◆ **Instructions for the task**:
State how many lines contain the string "현장보급", and write nothing else.

(Stored dataset items)

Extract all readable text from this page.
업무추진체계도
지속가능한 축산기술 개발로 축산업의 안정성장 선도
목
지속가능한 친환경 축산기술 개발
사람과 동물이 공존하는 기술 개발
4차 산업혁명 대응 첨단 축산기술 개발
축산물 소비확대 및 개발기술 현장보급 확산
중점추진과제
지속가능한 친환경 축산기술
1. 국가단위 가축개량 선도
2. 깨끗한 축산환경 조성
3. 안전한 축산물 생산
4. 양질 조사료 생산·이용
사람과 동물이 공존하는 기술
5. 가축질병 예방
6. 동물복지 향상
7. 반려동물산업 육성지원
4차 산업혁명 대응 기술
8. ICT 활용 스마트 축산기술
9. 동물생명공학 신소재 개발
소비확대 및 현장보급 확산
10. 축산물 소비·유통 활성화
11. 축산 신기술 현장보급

◆ **Expected answer**:
3